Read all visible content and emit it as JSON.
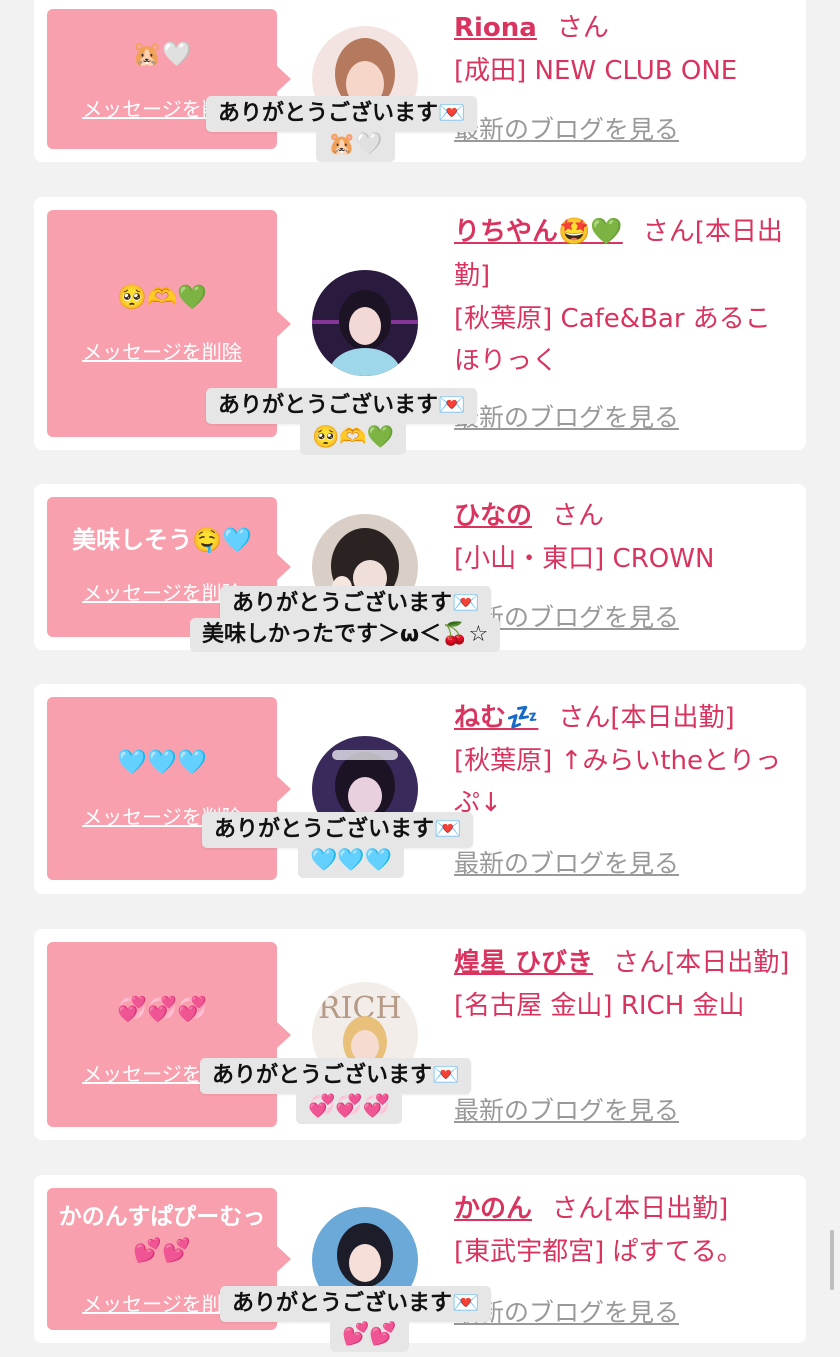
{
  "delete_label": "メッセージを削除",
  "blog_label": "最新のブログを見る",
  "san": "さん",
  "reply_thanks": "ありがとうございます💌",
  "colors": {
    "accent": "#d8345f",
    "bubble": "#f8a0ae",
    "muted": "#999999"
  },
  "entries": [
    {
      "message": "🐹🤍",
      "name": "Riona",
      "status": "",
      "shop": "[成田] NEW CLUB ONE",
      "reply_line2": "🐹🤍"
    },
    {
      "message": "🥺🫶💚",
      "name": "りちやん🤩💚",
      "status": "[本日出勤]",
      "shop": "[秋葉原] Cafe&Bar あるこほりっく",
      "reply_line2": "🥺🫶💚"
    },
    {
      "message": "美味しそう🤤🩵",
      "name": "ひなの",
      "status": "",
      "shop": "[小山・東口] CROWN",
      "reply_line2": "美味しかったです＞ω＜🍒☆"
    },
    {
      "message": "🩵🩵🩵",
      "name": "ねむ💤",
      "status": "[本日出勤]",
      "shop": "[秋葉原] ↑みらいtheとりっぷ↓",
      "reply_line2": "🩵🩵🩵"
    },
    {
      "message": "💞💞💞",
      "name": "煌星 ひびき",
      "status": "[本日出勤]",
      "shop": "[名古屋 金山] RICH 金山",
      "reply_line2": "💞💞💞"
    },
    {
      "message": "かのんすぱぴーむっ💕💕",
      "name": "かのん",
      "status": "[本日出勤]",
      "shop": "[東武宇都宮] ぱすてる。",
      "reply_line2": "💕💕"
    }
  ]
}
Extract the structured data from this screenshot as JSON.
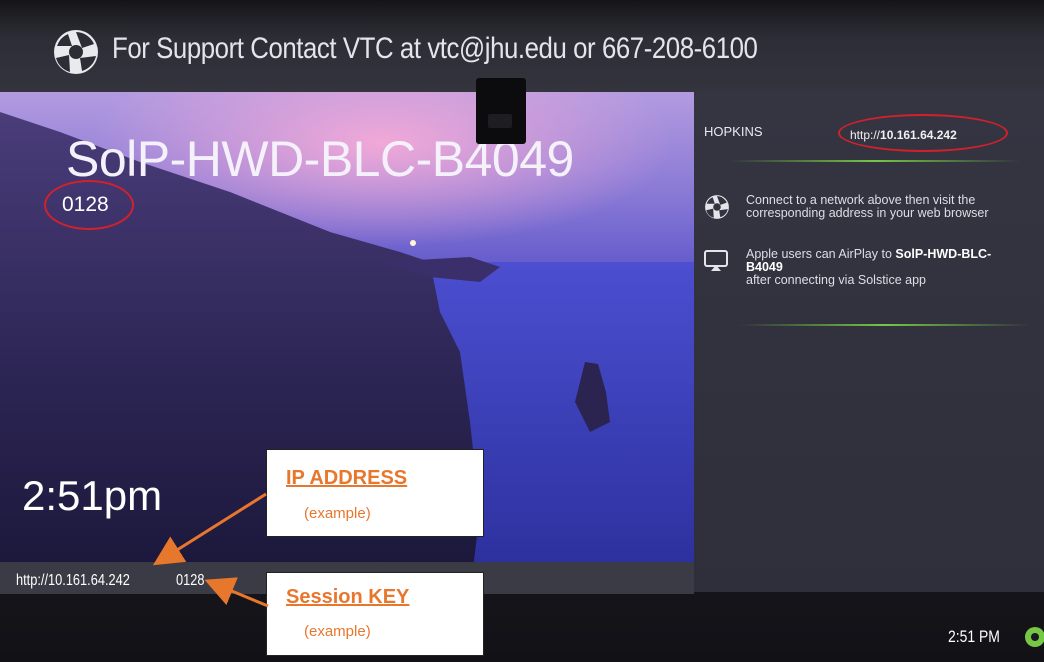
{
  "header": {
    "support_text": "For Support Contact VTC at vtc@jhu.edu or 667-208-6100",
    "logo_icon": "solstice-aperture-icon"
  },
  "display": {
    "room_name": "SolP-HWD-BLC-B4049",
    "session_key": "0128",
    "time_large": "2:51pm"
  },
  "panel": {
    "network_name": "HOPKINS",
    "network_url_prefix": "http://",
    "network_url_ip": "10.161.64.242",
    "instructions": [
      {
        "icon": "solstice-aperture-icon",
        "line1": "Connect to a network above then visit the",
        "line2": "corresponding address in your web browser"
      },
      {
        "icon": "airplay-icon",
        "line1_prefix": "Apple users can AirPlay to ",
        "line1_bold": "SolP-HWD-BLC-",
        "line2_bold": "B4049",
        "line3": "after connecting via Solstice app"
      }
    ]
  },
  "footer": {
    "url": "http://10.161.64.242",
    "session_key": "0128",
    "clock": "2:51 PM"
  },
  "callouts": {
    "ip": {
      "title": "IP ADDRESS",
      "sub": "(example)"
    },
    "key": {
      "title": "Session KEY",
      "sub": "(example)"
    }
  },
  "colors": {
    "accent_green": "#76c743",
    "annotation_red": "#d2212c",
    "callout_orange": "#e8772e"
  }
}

★ ★ ★ ★

_Exercise details_. Lines in the records that hold the word "shop" are to be counted; give only the total.

_In response_. 6